- **TASK TO CARRY OUT**
What follows is a set of entries. Repeat them exactly, but not their pictures.

- **RECORDS SUPPLIED**
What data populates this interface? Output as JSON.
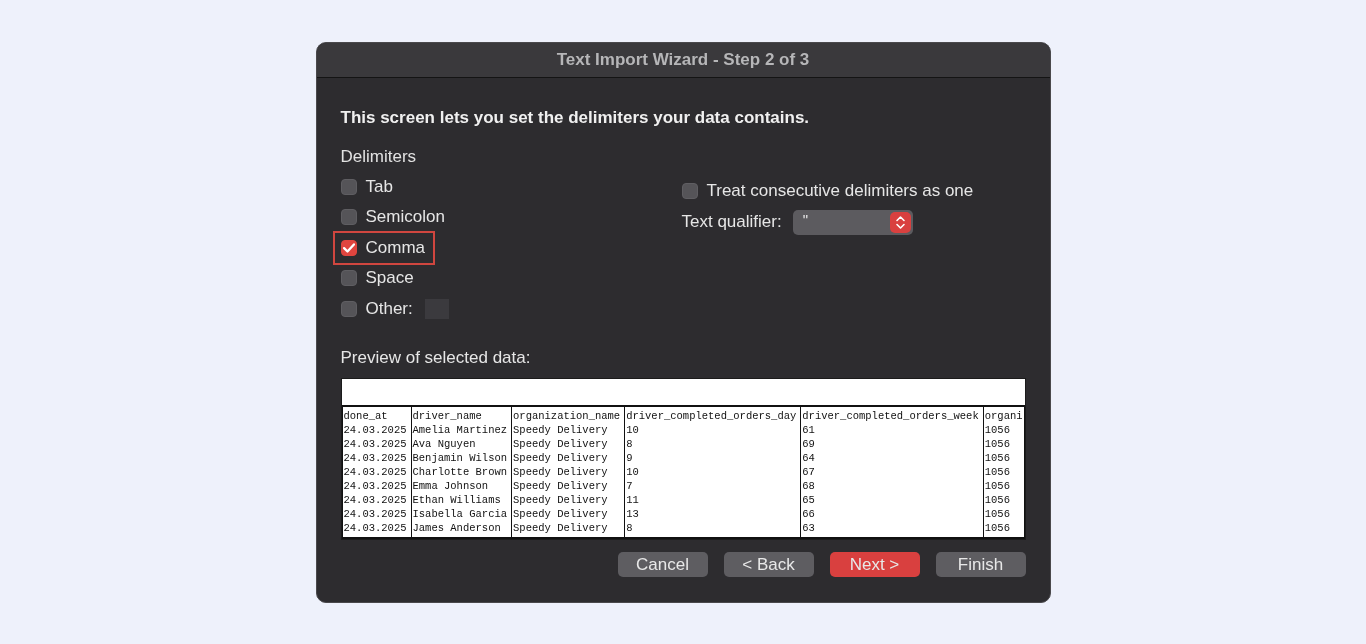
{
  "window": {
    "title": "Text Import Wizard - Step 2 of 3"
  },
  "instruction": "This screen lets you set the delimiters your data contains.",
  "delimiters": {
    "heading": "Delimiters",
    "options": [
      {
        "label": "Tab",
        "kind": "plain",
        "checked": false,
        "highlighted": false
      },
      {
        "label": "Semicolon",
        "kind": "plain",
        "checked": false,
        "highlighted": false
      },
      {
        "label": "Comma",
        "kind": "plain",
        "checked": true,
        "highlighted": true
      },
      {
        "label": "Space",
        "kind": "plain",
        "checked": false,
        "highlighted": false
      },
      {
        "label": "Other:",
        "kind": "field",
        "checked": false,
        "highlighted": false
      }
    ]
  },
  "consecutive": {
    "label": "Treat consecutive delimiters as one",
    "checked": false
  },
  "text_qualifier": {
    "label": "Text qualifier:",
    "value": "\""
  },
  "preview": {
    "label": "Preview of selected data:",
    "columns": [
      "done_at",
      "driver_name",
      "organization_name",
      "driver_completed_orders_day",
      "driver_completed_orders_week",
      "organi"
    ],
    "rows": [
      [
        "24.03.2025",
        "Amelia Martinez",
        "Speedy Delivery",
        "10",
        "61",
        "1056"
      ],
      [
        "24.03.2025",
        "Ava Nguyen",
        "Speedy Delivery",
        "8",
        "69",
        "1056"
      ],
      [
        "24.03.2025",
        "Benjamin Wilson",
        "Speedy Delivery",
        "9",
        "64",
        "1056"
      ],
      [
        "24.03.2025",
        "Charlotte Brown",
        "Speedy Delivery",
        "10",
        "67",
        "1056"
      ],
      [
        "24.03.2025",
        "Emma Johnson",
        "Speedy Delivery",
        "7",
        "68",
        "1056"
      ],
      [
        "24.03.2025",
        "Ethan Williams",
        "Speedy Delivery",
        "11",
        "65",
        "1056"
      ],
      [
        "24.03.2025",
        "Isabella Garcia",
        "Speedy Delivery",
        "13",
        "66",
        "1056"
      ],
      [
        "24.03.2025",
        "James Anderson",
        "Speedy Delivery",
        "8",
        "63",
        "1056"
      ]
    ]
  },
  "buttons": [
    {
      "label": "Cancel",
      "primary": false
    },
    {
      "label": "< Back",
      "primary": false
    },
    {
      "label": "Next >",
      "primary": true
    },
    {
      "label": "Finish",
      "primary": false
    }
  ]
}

- **RIGHT ANSWER**
What data populates this interface? Output as JSON.
{
  "window": {
    "title": "Text Import Wizard - Step 2 of 3"
  },
  "instruction": "This screen lets you set the delimiters your data contains.",
  "delimiters": {
    "heading": "Delimiters",
    "options": [
      {
        "label": "Tab",
        "kind": "plain",
        "checked": false,
        "highlighted": false
      },
      {
        "label": "Semicolon",
        "kind": "plain",
        "checked": false,
        "highlighted": false
      },
      {
        "label": "Comma",
        "kind": "plain",
        "checked": true,
        "highlighted": true
      },
      {
        "label": "Space",
        "kind": "plain",
        "checked": false,
        "highlighted": false
      },
      {
        "label": "Other:",
        "kind": "field",
        "checked": false,
        "highlighted": false
      }
    ]
  },
  "consecutive": {
    "label": "Treat consecutive delimiters as one",
    "checked": false
  },
  "text_qualifier": {
    "label": "Text qualifier:",
    "value": "\""
  },
  "preview": {
    "label": "Preview of selected data:",
    "columns": [
      "done_at",
      "driver_name",
      "organization_name",
      "driver_completed_orders_day",
      "driver_completed_orders_week",
      "organi"
    ],
    "rows": [
      [
        "24.03.2025",
        "Amelia Martinez",
        "Speedy Delivery",
        "10",
        "61",
        "1056"
      ],
      [
        "24.03.2025",
        "Ava Nguyen",
        "Speedy Delivery",
        "8",
        "69",
        "1056"
      ],
      [
        "24.03.2025",
        "Benjamin Wilson",
        "Speedy Delivery",
        "9",
        "64",
        "1056"
      ],
      [
        "24.03.2025",
        "Charlotte Brown",
        "Speedy Delivery",
        "10",
        "67",
        "1056"
      ],
      [
        "24.03.2025",
        "Emma Johnson",
        "Speedy Delivery",
        "7",
        "68",
        "1056"
      ],
      [
        "24.03.2025",
        "Ethan Williams",
        "Speedy Delivery",
        "11",
        "65",
        "1056"
      ],
      [
        "24.03.2025",
        "Isabella Garcia",
        "Speedy Delivery",
        "13",
        "66",
        "1056"
      ],
      [
        "24.03.2025",
        "James Anderson",
        "Speedy Delivery",
        "8",
        "63",
        "1056"
      ]
    ]
  },
  "buttons": [
    {
      "label": "Cancel",
      "primary": false
    },
    {
      "label": "< Back",
      "primary": false
    },
    {
      "label": "Next >",
      "primary": true
    },
    {
      "label": "Finish",
      "primary": false
    }
  ]
}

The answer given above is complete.